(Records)
○ ○ ○ ○ ○
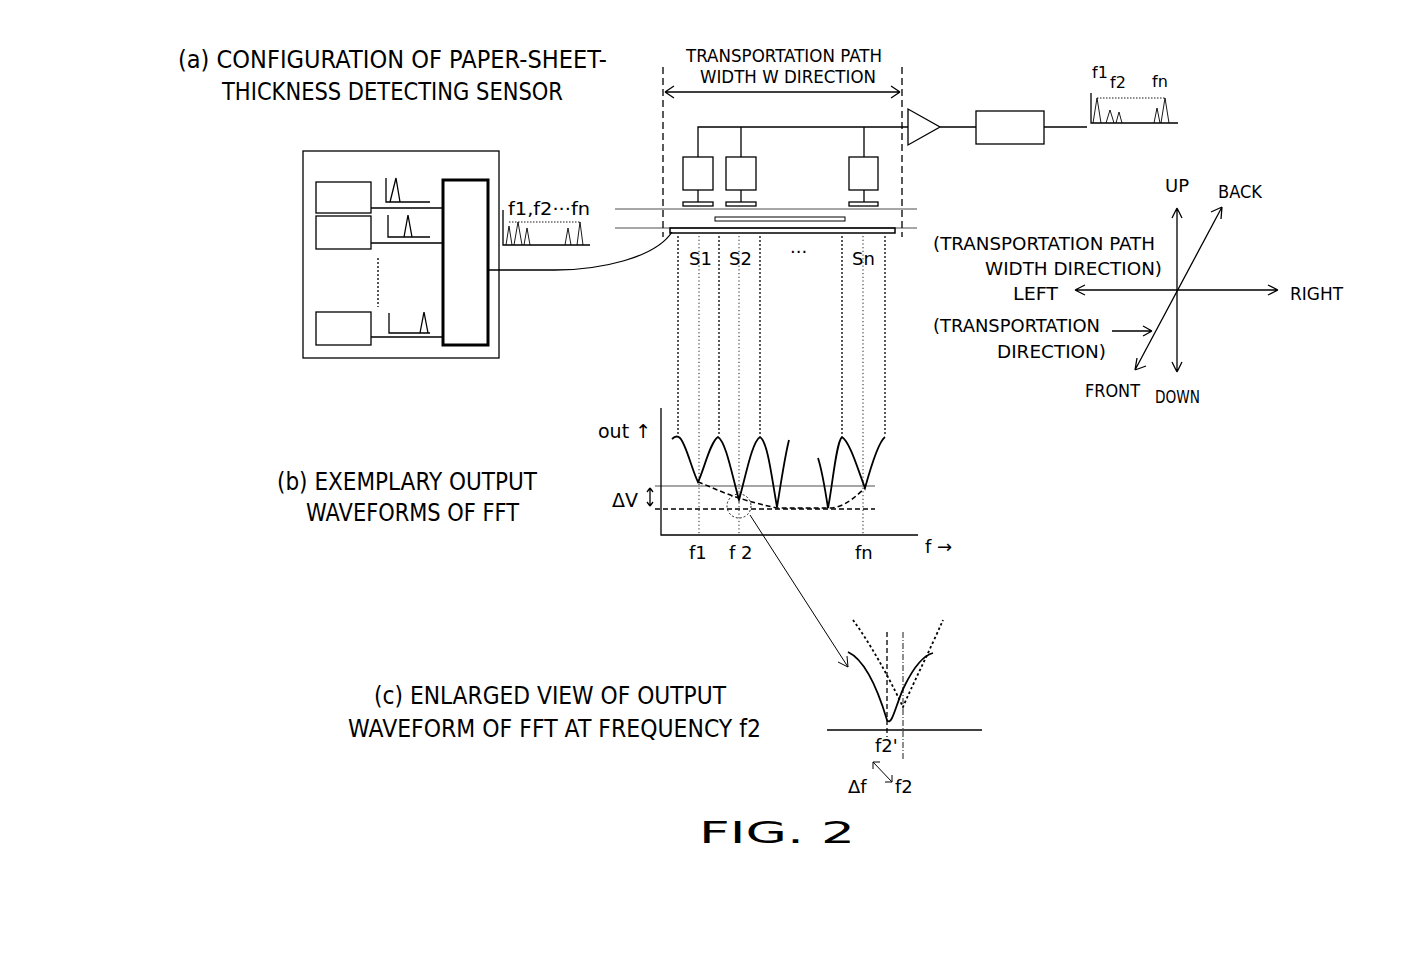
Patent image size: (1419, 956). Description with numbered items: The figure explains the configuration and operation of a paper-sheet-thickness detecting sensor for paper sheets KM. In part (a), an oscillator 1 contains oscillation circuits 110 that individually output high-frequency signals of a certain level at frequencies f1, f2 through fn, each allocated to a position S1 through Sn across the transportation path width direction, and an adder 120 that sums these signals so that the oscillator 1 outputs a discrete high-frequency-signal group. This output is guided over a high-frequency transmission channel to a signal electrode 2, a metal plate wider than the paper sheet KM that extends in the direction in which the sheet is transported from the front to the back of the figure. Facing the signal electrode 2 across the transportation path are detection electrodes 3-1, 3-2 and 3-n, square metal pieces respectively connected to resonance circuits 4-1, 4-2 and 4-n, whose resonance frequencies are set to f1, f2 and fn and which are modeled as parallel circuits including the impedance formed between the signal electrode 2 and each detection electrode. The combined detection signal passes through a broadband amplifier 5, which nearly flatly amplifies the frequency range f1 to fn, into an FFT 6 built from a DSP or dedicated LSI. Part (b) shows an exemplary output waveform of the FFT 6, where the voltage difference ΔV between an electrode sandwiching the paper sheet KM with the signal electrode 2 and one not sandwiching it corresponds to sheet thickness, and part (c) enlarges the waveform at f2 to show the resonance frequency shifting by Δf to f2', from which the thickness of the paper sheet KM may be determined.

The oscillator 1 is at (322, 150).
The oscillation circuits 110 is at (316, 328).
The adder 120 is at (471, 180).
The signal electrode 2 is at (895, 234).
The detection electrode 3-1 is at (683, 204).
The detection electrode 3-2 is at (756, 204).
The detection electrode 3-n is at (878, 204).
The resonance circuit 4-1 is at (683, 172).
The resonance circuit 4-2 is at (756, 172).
○ ○ ○ ○ ○
> **Requirement**: Please express each line of the data above as a Markdown table with the columns No. and Line, numbering the rows and omitting blank lines. Leave the pictures out of your answer.

> **Answer to the problem**:
| No. | Line |
|---|---|
| 1 | Patent image size: (1419, 956). Description with numbered items: The figure explains the configuration and operation of a paper-sheet-thickness detecting sensor for paper sheets KM. In part (a), an oscillator 1 contains oscillation circuits 110 that individually output high-frequency signals of a certain level at frequencies f1, f2 through fn, each allocated to a position S1 through Sn across the transportation path width direction, and an adder 120 that sums these signals so that the oscillator 1 outputs a discrete high-frequency-signal group. This output is guided over a high-frequency transmission channel to a signal electrode 2, a metal plate wider than the paper sheet KM that extends in the direction in which the sheet is transported from the front to the back of the figure. Facing the signal electrode 2 across the transportation path are detection electrodes 3-1, 3-2 and 3-n, square metal pieces respectively connected to resonance circuits 4-1, 4-2 and 4-n, whose resonance frequencies are set to f1, f2 and fn and which are modeled as parallel circuits including the impedance formed between the signal electrode 2 and each detection electrode. The combined detection signal passes through a broadband amplifier 5, which nearly flatly amplifies the frequency range f1 to fn, into an FFT 6 built from a DSP or dedicated LSI. Part (b) shows an exemplary output waveform of the FFT 6, where the voltage difference ΔV between an electrode sandwiching the paper sheet KM with the signal electrode 2 and one not sandwiching it corresponds to sheet thickness, and part (c) enlarges the waveform at f2 to show the resonance frequency shifting by Δf to f2', from which the thickness of the paper sheet KM may be determined. |
| 2 | The oscillator 1 is at (322, 150). |
| 3 | The oscillation circuits 110 is at (316, 328). |
| 4 | The adder 120 is at (471, 180). |
| 5 | The signal electrode 2 is at (895, 234). |
| 6 | The detection electrode 3-1 is at (683, 204). |
| 7 | The detection electrode 3-2 is at (756, 204). |
| 8 | The detection electrode 3-n is at (878, 204). |
| 9 | The resonance circuit 4-1 is at (683, 172). |
| 10 | The resonance circuit 4-2 is at (756, 172). |